*Exercise*
Arrange the data below, from its first line through the line containing "Localize each UI" (both ends included), as a Markdown table with the columns Row and Line, one numbered row per line. Skip blank lines and leave the pictures out.
— BEGIN Data for processing —
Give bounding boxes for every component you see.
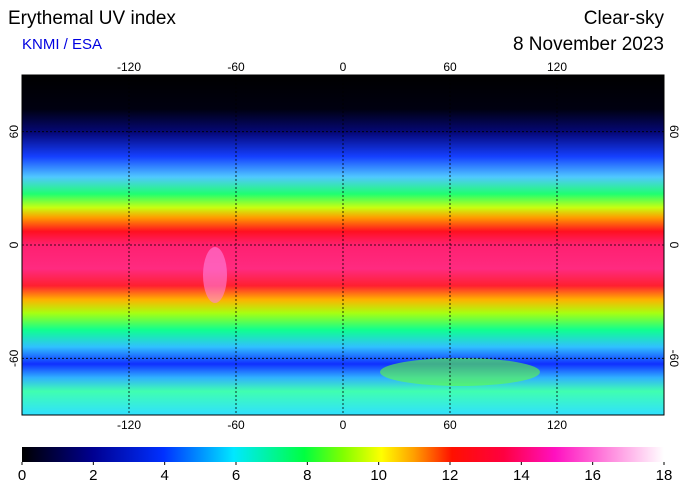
uv-patch xyxy=(203,247,227,303)
lat-label-right: 60 xyxy=(667,125,681,139)
colorbar-label: 0 xyxy=(18,467,26,484)
lon-label-bottom: 60 xyxy=(443,418,457,432)
title: Erythemal UV index xyxy=(8,8,176,29)
colorbar-label: 16 xyxy=(584,467,601,484)
date: 8 November 2023 xyxy=(513,34,664,55)
lat-label-right: -60 xyxy=(667,350,681,368)
map-frame xyxy=(21,74,665,416)
colorbar-label: 8 xyxy=(303,467,311,484)
condition: Clear-sky xyxy=(584,8,665,29)
lon-label-bottom: 120 xyxy=(547,418,567,432)
source: KNMI / ESA xyxy=(22,36,102,53)
lon-label-top: -120 xyxy=(117,60,141,74)
lon-label-top: 0 xyxy=(340,60,347,74)
colorbar-label: 14 xyxy=(513,467,530,484)
colorbar-label: 18 xyxy=(656,467,673,484)
lon-label-top: 60 xyxy=(443,60,457,74)
lat-label-left: -60 xyxy=(7,349,21,367)
lat-label-right: 0 xyxy=(667,242,681,249)
lon-label-bottom: -120 xyxy=(117,418,141,432)
uv-patch xyxy=(380,358,540,386)
colorbar-label: 2 xyxy=(89,467,97,484)
lon-label-bottom: 0 xyxy=(340,418,347,432)
lon-label-top: -60 xyxy=(227,60,245,74)
colorbar-label: 6 xyxy=(232,467,240,484)
lat-label-left: 60 xyxy=(7,125,21,139)
colorbar-label: 10 xyxy=(370,467,387,484)
lon-label-top: 120 xyxy=(547,60,567,74)
lat-label-left: 0 xyxy=(7,241,21,248)
colorbar xyxy=(22,447,664,462)
colorbar-label: 4 xyxy=(160,467,168,484)
lon-label-bottom: -60 xyxy=(227,418,245,432)
colorbar-label: 12 xyxy=(442,467,459,484)
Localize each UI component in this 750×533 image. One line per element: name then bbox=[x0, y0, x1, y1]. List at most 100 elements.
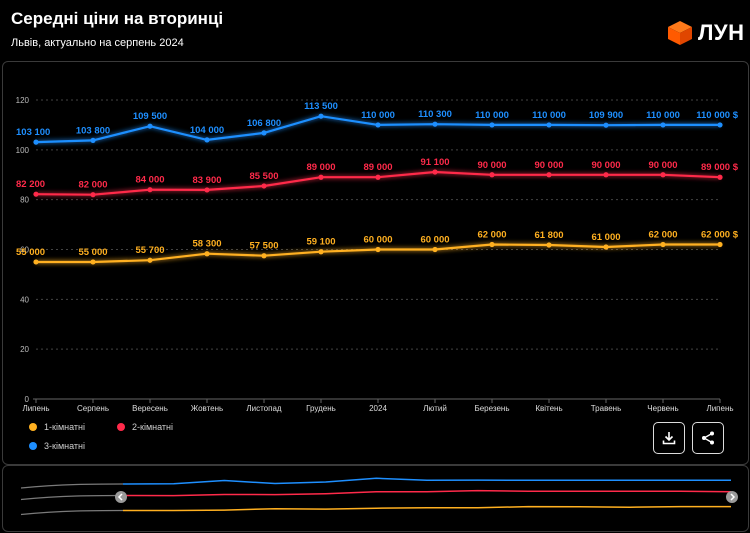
data-point bbox=[90, 192, 96, 198]
data-label: 91 100 bbox=[420, 157, 449, 168]
legend-item-3room[interactable]: 3-кімнатні bbox=[29, 441, 85, 451]
y-tick-label: 80 bbox=[20, 196, 29, 205]
share-button[interactable] bbox=[692, 422, 724, 454]
legend-label: 1-кімнатні bbox=[44, 422, 85, 432]
data-label: 55 700 bbox=[135, 245, 164, 256]
data-label: 62 000 bbox=[477, 230, 506, 241]
navigator-history-line bbox=[20, 509, 124, 516]
data-point bbox=[33, 191, 39, 197]
data-point bbox=[546, 172, 552, 178]
data-point bbox=[375, 246, 381, 253]
data-label: 62 000 bbox=[648, 230, 677, 241]
data-label: 89 000 bbox=[306, 162, 335, 173]
data-point bbox=[717, 122, 723, 128]
data-label: 57 500 bbox=[249, 241, 278, 252]
data-label: 90 000 bbox=[534, 160, 563, 171]
data-label: 82 200 bbox=[16, 179, 45, 190]
data-point bbox=[318, 174, 324, 180]
header: Середні ціни на вторинці Львів, актуальн… bbox=[0, 0, 750, 60]
x-tick-label: Серпень bbox=[77, 404, 109, 413]
data-label: 103 800 bbox=[76, 125, 110, 136]
x-tick-label: Березень bbox=[474, 404, 509, 413]
lun-logo[interactable]: ЛУН bbox=[667, 20, 745, 46]
data-point bbox=[489, 122, 495, 128]
legend-dot bbox=[117, 423, 125, 431]
y-tick-label: 100 bbox=[16, 146, 30, 155]
navigator-series-line bbox=[122, 489, 732, 497]
x-tick-label: Червень bbox=[647, 404, 678, 413]
data-point bbox=[432, 121, 438, 127]
data-point bbox=[375, 122, 381, 128]
data-label: 90 000 bbox=[648, 160, 677, 171]
data-point bbox=[660, 241, 666, 248]
data-label: 84 000 bbox=[135, 175, 164, 186]
data-point bbox=[261, 183, 267, 189]
data-point bbox=[90, 137, 96, 143]
data-label: 110 000 bbox=[361, 110, 395, 121]
data-point bbox=[318, 113, 324, 119]
data-label: 106 800 bbox=[247, 118, 281, 129]
legend-item-2room[interactable]: 2-кімнатні bbox=[117, 422, 173, 432]
data-point bbox=[546, 242, 552, 248]
navigator-overview-chart bbox=[20, 477, 732, 516]
cube-logo-icon bbox=[668, 21, 692, 45]
data-label: 62 000 $ bbox=[701, 230, 739, 241]
data-point bbox=[660, 172, 666, 178]
data-label: 59 100 bbox=[306, 237, 335, 248]
x-tick-label: Липень bbox=[706, 404, 733, 413]
x-tick-label: Лютий bbox=[423, 404, 447, 413]
data-label: 82 000 bbox=[78, 180, 107, 191]
data-label: 55 000 bbox=[16, 247, 45, 258]
data-point bbox=[204, 187, 210, 193]
data-label: 89 000 bbox=[363, 162, 392, 173]
legend-label: 2-кімнатні bbox=[132, 422, 173, 432]
x-tick-label: Липень bbox=[22, 404, 49, 413]
x-tick-label: Квітень bbox=[535, 404, 562, 413]
data-label: 60 000 bbox=[363, 235, 392, 246]
data-point bbox=[261, 253, 267, 259]
legend-dot bbox=[29, 423, 37, 431]
logo-text: ЛУН bbox=[698, 20, 745, 45]
download-icon bbox=[662, 432, 676, 445]
data-point bbox=[432, 246, 438, 253]
data-label: 109 900 bbox=[589, 110, 623, 121]
legend-item-1room[interactable]: 1-кімнатні bbox=[29, 422, 85, 432]
data-point bbox=[603, 244, 609, 250]
data-label: 103 100 bbox=[16, 127, 50, 138]
x-tick-label: Вересень bbox=[132, 404, 168, 413]
download-button[interactable] bbox=[653, 422, 685, 454]
price-line-chart: 0 20 40 60 80 100 120 Липень Серпень Вересень Жовт… bbox=[16, 96, 739, 413]
data-point bbox=[33, 139, 39, 145]
y-tick-label: 60 bbox=[20, 246, 29, 255]
data-label: 113 500 bbox=[304, 101, 338, 112]
x-tick-label: Листопад bbox=[246, 404, 282, 413]
data-point bbox=[204, 251, 210, 257]
x-tick-label: Травень bbox=[591, 404, 622, 413]
data-point bbox=[717, 174, 723, 180]
navigator-left-handle[interactable] bbox=[115, 491, 127, 503]
y-tick-label: 0 bbox=[25, 395, 30, 404]
data-point bbox=[546, 122, 552, 128]
x-tick-label: Грудень bbox=[306, 404, 336, 413]
data-label: 90 000 bbox=[591, 160, 620, 171]
page-subtitle: Львів, актуально на серпень 2024 bbox=[11, 37, 184, 49]
chart-panel: 0 20 40 60 80 100 120 Липень Серпень Вересень Жовт… bbox=[2, 61, 749, 465]
y-tick-label: 120 bbox=[16, 96, 30, 105]
navigator-right-handle[interactable] bbox=[726, 491, 738, 503]
data-point bbox=[261, 130, 267, 136]
navigator-history-line bbox=[20, 494, 124, 501]
navigator-panel[interactable] bbox=[2, 465, 749, 532]
data-point bbox=[90, 259, 96, 265]
data-label: 110 000 $ bbox=[696, 110, 738, 121]
data-label: 109 500 bbox=[133, 111, 167, 122]
y-tick-label: 20 bbox=[20, 345, 29, 354]
legend-dot bbox=[29, 442, 37, 450]
data-label: 83 900 bbox=[192, 175, 221, 186]
data-point bbox=[603, 122, 609, 128]
chevron-left-icon bbox=[117, 493, 123, 501]
data-point bbox=[147, 187, 153, 193]
data-label: 110 000 bbox=[475, 110, 509, 121]
data-point bbox=[489, 241, 495, 248]
x-tick-label: 2024 bbox=[369, 404, 387, 413]
data-point bbox=[375, 174, 381, 180]
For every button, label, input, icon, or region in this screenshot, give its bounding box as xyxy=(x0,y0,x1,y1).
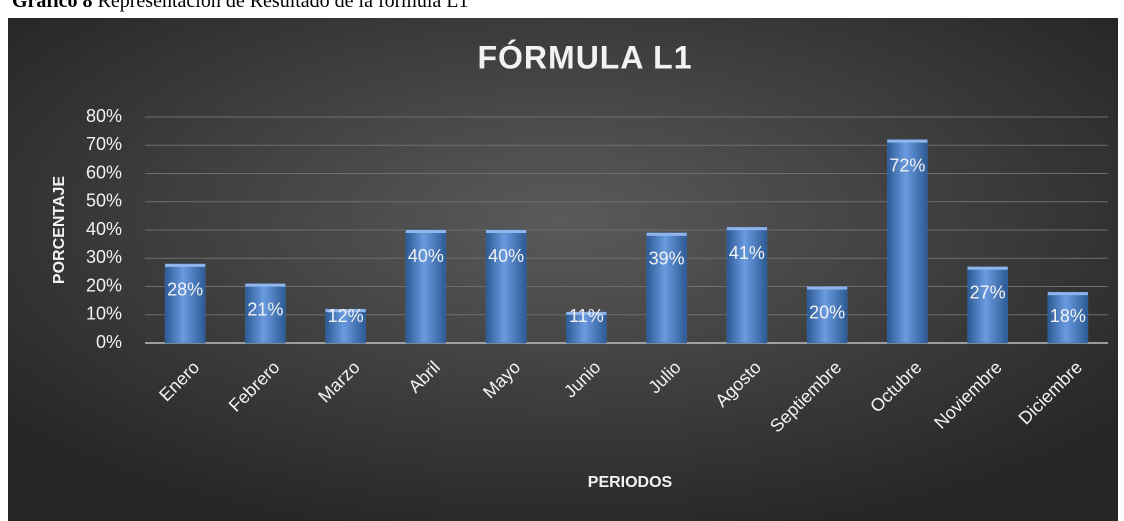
y-tick-label: 30% xyxy=(86,247,122,267)
bar-top xyxy=(726,227,767,231)
data-label: 28% xyxy=(167,280,203,300)
x-axis-title: PERIODOS xyxy=(588,474,673,491)
data-label: 18% xyxy=(1050,306,1086,326)
y-tick-label: 20% xyxy=(86,275,122,295)
bar-top xyxy=(566,311,607,315)
data-label: 11% xyxy=(569,306,604,326)
data-label: 40% xyxy=(488,246,524,266)
bar-top xyxy=(245,283,286,287)
y-tick-label: 80% xyxy=(86,106,122,126)
bar-top xyxy=(325,309,366,313)
caption-text: Representación de Resultado de la fórmul… xyxy=(97,0,469,12)
caption: Gráfico 8 Representación de Resultado de… xyxy=(12,0,469,13)
bar xyxy=(1047,291,1089,344)
y-tick-label: 60% xyxy=(86,162,122,182)
bar xyxy=(726,226,768,344)
data-label: 40% xyxy=(408,246,444,266)
y-tick-label: 40% xyxy=(86,219,122,239)
chart-title: FÓRMULA L1 xyxy=(477,39,692,75)
data-label: 39% xyxy=(649,249,685,269)
bar-top xyxy=(807,286,848,290)
y-tick-label: 10% xyxy=(86,304,122,324)
bar-top xyxy=(165,263,206,267)
bar xyxy=(806,286,848,344)
bar xyxy=(566,311,607,344)
y-tick-label: 70% xyxy=(86,134,122,154)
y-tick-label: 0% xyxy=(96,332,122,352)
data-label: 41% xyxy=(729,243,765,263)
data-label: 72% xyxy=(889,155,925,175)
bar-top xyxy=(887,139,928,143)
bar xyxy=(164,263,206,344)
data-label: 20% xyxy=(809,302,845,322)
bar-top xyxy=(405,230,446,233)
bar-top xyxy=(646,232,687,236)
y-tick-label: 50% xyxy=(86,191,122,211)
bar xyxy=(485,229,527,344)
y-axis-title: PORCENTAJE xyxy=(51,176,68,284)
bar-top xyxy=(967,266,1008,270)
bar xyxy=(405,229,447,344)
data-label: 21% xyxy=(247,299,283,319)
caption-label: Gráfico 8 xyxy=(12,0,93,12)
bar-top xyxy=(1047,292,1088,296)
bar xyxy=(887,139,928,344)
bar xyxy=(646,232,687,344)
bar-top xyxy=(486,230,527,233)
data-label: 27% xyxy=(970,282,1006,302)
data-label: 12% xyxy=(328,306,364,326)
bar xyxy=(967,266,1008,344)
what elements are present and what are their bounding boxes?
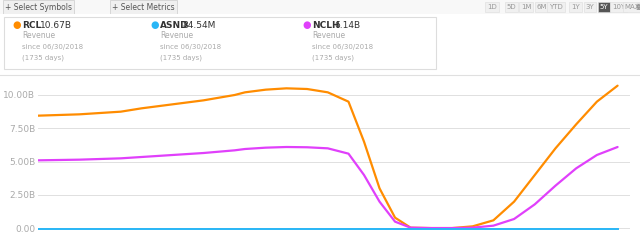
Text: NCLH: NCLH — [312, 20, 340, 30]
Text: Revenue: Revenue — [312, 31, 345, 40]
Text: + Select Symbols: + Select Symbols — [5, 3, 72, 12]
Text: + Select Metrics: + Select Metrics — [112, 3, 175, 12]
Text: ●: ● — [150, 20, 159, 30]
Text: 3Y: 3Y — [586, 4, 595, 10]
Text: 6M: 6M — [537, 4, 547, 10]
Text: ●: ● — [12, 20, 20, 30]
Text: 1Y: 1Y — [571, 4, 580, 10]
Text: 6.14B: 6.14B — [334, 20, 360, 30]
Text: since 06/30/2018: since 06/30/2018 — [22, 44, 83, 50]
Text: RCL: RCL — [22, 20, 41, 30]
Text: (1735 days): (1735 days) — [22, 55, 64, 61]
Text: ●: ● — [302, 20, 310, 30]
Text: MAX: MAX — [625, 4, 640, 10]
Text: 5Y: 5Y — [600, 4, 609, 10]
Text: 5D: 5D — [506, 4, 516, 10]
Text: ASND: ASND — [160, 20, 189, 30]
Text: YTD: YTD — [549, 4, 563, 10]
Text: 84.54M: 84.54M — [182, 20, 216, 30]
Text: (1735 days): (1735 days) — [312, 55, 354, 61]
Text: ▦: ▦ — [636, 3, 640, 12]
Text: Revenue: Revenue — [22, 31, 55, 40]
Text: 10Y: 10Y — [612, 4, 625, 10]
FancyBboxPatch shape — [4, 17, 436, 69]
Text: since 06/30/2018: since 06/30/2018 — [312, 44, 373, 50]
Text: 1D: 1D — [487, 4, 497, 10]
Text: Revenue: Revenue — [160, 31, 193, 40]
Text: 10.67B: 10.67B — [40, 20, 72, 30]
Text: 1M: 1M — [521, 4, 531, 10]
Text: (1735 days): (1735 days) — [160, 55, 202, 61]
Text: since 06/30/2018: since 06/30/2018 — [160, 44, 221, 50]
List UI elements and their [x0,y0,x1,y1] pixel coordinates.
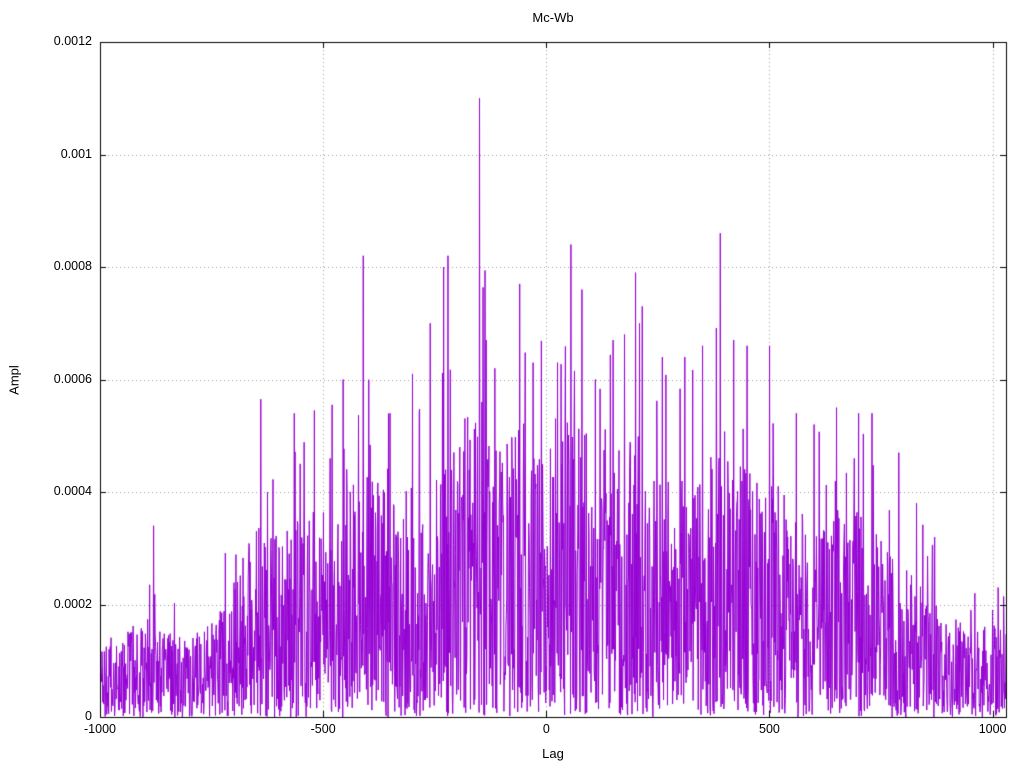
y-tick-label: 0.001 [60,146,92,161]
y-tick-label: 0.0008 [53,259,92,273]
x-tick-label: -1000 [84,722,116,736]
x-tick-label: 500 [759,722,780,736]
y-tick-label: 0.0004 [53,484,92,498]
y-tick-label: 0 [85,709,92,723]
y-tick-label: 0.0006 [53,371,92,386]
chart-title: Mc-Wb [532,10,574,25]
x-tick-label: 0 [542,722,550,736]
x-tick-label: 1000 [978,722,1007,736]
y-tick-label: 0.0002 [53,596,92,611]
x-tick-label: -500 [310,722,336,736]
y-tick-label: 0.0012 [53,34,92,48]
x-axis-label: Lag [542,746,564,761]
y-axis-label: Ampl [6,365,22,395]
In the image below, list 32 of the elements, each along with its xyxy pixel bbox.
— END Data for processing —
*Reply to the exercise*
| Row | Line |
|---|---|
| 1 | Give bounding boxes for every component you see. |
| 2 | uv-patch xyxy=(203,247,227,303) |
| 3 | lat-label-right: 60 xyxy=(667,125,681,139) |
| 4 | colorbar-label: 0 xyxy=(18,467,26,484) |
| 5 | lon-label-bottom: 60 xyxy=(443,418,457,432) |
| 6 | title: Erythemal UV index xyxy=(8,8,176,29) |
| 7 | colorbar-label: 16 xyxy=(584,467,601,484) |
| 8 | date: 8 November 2023 xyxy=(513,34,664,55) |
| 9 | lat-label-right: -60 xyxy=(667,350,681,368) |
| 10 | map-frame xyxy=(21,74,665,416) |
| 11 | colorbar-label: 8 xyxy=(303,467,311,484) |
| 12 | condition: Clear-sky xyxy=(584,8,665,29) |
| 13 | lon-label-bottom: 120 xyxy=(547,418,567,432) |
| 14 | source: KNMI / ESA xyxy=(22,36,102,53) |
| 15 | lon-label-top: -120 xyxy=(117,60,141,74) |
| 16 | lon-label-top: 0 xyxy=(340,60,347,74) |
| 17 | colorbar-label: 14 xyxy=(513,467,530,484) |
| 18 | colorbar-label: 18 xyxy=(656,467,673,484) |
| 19 | lon-label-top: 60 xyxy=(443,60,457,74) |
| 20 | lat-label-left: -60 xyxy=(7,349,21,367) |
| 21 | lat-label-right: 0 xyxy=(667,242,681,249) |
| 22 | lon-label-bottom: -120 xyxy=(117,418,141,432) |
| 23 | uv-patch xyxy=(380,358,540,386) |
| 24 | colorbar-label: 2 xyxy=(89,467,97,484) |
| 25 | lon-label-bottom: 0 xyxy=(340,418,347,432) |
| 26 | lon-label-top: -60 xyxy=(227,60,245,74) |
| 27 | colorbar-label: 6 xyxy=(232,467,240,484) |
| 28 | lat-label-left: 60 xyxy=(7,125,21,139) |
| 29 | colorbar-label: 10 xyxy=(370,467,387,484) |
| 30 | lon-label-top: 120 xyxy=(547,60,567,74) |
| 31 | lat-label-left: 0 xyxy=(7,241,21,248) |
| 32 | colorbar xyxy=(22,447,664,462) |
| 33 | colorbar-label: 4 xyxy=(160,467,168,484) |
| 34 | lon-label-bottom: -60 xyxy=(227,418,245,432) |
| 35 | colorbar-label: 12 xyxy=(442,467,459,484) |
| 36 | Localize each UI component in this 750×533 image. One line per element: name then bbox=[x0, y0, x1, y1]. List at most 100 elements. |